TASK PROMPT: List every line below containing "Start".

-----

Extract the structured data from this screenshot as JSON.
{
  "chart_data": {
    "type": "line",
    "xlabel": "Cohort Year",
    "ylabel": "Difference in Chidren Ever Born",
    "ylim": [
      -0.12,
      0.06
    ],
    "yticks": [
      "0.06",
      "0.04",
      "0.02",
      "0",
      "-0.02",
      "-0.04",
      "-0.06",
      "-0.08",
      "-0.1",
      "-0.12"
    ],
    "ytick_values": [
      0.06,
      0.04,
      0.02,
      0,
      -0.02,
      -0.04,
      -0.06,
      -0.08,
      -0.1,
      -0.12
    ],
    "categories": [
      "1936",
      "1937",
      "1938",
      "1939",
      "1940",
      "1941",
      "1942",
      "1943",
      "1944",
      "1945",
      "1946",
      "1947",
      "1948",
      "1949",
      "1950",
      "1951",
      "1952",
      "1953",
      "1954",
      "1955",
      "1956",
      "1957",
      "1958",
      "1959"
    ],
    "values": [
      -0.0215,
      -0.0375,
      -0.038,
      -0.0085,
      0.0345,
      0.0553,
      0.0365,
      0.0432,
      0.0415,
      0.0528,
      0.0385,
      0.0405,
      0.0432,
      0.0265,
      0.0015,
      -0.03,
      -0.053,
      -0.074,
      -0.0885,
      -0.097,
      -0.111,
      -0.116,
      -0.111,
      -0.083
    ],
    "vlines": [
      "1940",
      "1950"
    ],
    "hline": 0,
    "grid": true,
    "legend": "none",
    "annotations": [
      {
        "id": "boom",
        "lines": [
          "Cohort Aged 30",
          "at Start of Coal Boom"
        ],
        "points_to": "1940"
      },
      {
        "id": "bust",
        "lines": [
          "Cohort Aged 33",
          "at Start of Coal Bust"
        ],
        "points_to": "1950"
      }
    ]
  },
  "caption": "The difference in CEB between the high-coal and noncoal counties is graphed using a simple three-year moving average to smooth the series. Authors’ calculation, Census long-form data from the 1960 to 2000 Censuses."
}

-----

RESULT OF THIS EXERCISE:
          "at Start of Coal Boom"
          "at Start of Coal Bust"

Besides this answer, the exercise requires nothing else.